> GIVEN INSTRUCTION: Copy each line of the records that contains the word "Noel".

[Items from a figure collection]
:::::
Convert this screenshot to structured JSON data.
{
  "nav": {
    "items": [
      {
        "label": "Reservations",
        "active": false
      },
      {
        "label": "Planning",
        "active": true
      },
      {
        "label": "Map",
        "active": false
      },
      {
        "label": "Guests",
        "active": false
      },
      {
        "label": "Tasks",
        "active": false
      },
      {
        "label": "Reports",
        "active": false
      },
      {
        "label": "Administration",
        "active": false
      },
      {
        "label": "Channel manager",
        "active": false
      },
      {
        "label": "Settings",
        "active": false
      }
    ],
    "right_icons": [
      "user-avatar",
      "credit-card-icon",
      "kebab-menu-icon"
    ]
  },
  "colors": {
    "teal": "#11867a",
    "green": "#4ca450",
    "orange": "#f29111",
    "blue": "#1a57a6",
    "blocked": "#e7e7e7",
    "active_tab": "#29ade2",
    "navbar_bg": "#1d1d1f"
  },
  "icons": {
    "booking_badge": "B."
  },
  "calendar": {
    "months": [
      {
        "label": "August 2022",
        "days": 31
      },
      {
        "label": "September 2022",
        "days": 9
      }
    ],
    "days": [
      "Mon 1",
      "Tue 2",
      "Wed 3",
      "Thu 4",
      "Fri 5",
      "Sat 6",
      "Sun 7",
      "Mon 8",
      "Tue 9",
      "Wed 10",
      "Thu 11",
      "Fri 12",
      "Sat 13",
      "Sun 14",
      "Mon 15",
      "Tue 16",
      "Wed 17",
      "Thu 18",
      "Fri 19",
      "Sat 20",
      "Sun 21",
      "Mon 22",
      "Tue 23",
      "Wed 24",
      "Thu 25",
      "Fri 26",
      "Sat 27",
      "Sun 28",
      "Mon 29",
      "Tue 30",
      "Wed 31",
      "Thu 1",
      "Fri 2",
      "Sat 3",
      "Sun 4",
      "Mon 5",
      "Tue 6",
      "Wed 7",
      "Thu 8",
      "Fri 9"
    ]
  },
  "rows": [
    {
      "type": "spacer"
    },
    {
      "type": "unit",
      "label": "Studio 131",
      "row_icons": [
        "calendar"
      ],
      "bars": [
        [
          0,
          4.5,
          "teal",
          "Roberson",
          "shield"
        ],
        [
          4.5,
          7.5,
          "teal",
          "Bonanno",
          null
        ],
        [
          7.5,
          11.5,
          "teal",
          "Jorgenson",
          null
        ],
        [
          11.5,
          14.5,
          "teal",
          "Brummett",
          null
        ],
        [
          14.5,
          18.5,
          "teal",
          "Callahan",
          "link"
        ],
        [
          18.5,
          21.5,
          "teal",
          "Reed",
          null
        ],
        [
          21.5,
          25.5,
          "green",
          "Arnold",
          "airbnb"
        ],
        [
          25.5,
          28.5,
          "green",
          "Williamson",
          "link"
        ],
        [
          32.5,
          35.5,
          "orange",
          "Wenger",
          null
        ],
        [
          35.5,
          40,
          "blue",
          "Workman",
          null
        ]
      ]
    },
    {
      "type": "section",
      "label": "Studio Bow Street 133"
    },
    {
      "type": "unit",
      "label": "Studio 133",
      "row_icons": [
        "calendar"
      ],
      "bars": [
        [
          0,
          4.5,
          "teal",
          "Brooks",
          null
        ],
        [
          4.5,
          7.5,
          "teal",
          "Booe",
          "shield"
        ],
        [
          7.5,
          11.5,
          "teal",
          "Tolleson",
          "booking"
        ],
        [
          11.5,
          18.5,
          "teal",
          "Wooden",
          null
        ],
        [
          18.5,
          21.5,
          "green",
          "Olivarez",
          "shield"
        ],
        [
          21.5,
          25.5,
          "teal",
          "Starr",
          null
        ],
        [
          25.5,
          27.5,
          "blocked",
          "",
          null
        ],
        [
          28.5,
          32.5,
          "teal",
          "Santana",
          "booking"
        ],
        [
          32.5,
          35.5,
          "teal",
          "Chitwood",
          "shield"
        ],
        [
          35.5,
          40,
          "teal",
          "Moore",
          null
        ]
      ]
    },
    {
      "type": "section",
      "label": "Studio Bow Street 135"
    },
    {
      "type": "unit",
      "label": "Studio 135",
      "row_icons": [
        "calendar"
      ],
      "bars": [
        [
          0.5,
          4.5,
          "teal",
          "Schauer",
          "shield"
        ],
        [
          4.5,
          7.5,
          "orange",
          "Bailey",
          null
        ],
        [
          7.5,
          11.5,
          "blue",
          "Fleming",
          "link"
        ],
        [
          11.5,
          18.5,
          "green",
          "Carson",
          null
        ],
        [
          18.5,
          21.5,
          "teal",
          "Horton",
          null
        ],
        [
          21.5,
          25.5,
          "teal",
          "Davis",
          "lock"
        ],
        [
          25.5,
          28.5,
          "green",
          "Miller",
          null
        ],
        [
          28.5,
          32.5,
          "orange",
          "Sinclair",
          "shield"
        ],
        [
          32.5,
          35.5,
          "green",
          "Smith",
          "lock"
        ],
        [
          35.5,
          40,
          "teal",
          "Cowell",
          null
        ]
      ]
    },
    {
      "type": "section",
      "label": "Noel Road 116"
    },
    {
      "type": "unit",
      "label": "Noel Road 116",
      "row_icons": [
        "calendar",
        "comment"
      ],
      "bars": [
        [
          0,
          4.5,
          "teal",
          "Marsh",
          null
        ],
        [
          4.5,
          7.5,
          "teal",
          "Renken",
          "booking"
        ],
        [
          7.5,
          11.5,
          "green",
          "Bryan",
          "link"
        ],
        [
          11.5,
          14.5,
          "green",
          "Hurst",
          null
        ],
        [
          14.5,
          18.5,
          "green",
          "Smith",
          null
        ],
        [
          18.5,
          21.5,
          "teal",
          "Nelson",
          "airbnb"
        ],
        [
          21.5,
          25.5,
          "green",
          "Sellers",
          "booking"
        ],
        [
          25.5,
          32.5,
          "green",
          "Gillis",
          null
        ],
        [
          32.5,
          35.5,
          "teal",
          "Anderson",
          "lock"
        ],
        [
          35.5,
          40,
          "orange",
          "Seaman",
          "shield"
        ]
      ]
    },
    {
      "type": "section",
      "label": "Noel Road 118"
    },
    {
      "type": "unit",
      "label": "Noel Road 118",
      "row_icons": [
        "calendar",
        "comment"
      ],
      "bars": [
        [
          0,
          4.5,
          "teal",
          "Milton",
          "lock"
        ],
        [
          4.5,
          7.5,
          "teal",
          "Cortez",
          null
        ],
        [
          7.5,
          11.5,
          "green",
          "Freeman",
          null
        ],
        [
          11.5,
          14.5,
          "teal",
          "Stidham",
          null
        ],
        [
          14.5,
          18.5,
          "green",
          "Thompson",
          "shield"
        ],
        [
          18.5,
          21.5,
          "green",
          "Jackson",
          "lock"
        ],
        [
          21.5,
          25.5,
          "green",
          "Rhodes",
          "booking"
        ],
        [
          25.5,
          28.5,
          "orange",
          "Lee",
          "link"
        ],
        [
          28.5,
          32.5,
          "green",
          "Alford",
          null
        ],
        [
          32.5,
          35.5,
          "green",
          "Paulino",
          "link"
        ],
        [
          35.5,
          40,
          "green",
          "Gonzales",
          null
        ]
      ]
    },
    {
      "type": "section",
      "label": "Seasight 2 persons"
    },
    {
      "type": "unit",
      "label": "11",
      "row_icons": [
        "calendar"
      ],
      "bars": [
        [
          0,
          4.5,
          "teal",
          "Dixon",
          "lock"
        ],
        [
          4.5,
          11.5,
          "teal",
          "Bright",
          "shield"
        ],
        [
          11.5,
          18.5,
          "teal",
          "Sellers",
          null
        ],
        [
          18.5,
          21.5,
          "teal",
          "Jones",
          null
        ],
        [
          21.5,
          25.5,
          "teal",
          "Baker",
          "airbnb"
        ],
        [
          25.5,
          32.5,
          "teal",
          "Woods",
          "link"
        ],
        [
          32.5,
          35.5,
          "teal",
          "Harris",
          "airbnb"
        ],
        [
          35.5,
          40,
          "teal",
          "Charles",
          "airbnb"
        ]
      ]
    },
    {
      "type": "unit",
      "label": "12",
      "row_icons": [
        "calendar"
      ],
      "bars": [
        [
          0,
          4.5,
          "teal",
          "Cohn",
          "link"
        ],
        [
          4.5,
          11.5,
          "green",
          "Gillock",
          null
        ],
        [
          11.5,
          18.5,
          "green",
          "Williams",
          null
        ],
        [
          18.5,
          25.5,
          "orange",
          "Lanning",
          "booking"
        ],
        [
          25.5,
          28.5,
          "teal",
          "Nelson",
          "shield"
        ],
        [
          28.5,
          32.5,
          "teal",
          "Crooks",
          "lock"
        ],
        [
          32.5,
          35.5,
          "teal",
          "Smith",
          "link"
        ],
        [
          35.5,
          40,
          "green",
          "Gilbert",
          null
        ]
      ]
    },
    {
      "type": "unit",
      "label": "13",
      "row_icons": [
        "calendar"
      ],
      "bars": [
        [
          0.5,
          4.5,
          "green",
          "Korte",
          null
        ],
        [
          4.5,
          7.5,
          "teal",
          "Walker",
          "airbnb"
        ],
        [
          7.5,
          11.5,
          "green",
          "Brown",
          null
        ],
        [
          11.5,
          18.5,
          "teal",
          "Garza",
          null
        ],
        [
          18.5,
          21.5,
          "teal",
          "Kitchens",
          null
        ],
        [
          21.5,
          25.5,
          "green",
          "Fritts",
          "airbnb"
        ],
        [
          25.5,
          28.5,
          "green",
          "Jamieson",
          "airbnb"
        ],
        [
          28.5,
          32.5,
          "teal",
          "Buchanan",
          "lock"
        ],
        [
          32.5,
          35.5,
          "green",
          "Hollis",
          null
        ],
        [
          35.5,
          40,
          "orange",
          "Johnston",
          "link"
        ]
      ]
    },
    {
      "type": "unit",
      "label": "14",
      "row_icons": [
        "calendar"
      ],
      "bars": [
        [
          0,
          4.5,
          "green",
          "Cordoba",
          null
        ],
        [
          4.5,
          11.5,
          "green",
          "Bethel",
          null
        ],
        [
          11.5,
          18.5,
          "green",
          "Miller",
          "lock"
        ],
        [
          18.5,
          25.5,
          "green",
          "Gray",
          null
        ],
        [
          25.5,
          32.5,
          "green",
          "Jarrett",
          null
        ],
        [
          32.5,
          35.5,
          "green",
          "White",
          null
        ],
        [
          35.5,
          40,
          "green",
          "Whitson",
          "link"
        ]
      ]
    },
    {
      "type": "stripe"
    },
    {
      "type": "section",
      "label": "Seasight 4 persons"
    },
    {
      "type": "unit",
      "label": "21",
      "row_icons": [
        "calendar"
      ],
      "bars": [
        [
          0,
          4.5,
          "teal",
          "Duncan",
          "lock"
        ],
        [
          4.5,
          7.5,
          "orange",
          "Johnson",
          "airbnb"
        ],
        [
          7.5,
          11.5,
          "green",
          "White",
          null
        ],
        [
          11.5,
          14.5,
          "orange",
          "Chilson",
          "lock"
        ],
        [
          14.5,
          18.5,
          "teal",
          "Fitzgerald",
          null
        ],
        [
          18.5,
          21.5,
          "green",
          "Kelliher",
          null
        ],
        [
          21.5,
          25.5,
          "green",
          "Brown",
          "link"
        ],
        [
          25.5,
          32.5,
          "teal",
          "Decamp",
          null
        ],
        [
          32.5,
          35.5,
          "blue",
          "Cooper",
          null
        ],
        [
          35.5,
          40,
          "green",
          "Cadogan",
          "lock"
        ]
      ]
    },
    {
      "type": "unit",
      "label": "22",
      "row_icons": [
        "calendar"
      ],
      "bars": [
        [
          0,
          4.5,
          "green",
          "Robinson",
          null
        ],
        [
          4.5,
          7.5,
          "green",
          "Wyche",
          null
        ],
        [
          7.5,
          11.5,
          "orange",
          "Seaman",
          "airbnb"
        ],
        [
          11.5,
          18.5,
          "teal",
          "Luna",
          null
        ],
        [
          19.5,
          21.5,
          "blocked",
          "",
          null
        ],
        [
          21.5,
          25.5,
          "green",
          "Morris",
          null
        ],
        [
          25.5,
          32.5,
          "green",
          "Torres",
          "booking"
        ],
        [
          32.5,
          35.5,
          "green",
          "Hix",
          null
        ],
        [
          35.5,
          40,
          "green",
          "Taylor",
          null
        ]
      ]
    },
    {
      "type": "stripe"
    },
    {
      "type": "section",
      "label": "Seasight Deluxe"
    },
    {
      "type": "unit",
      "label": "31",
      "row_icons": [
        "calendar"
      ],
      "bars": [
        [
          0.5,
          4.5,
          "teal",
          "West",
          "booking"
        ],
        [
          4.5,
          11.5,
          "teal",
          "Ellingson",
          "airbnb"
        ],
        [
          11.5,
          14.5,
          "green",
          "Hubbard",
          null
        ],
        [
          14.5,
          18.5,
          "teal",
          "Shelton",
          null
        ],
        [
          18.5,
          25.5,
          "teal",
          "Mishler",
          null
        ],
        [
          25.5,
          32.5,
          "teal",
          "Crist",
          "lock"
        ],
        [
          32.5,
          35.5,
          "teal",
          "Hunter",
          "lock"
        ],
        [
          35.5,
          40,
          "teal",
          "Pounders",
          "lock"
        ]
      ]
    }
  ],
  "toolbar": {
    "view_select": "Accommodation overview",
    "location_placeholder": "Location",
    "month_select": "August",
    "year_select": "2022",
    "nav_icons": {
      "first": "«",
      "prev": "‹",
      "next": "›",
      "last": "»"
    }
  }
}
:::::
> FULL OUTPUT:
      "label": "Noel Road 116"
      "label": "Noel Road 116",
      "label": "Noel Road 118"
      "label": "Noel Road 118",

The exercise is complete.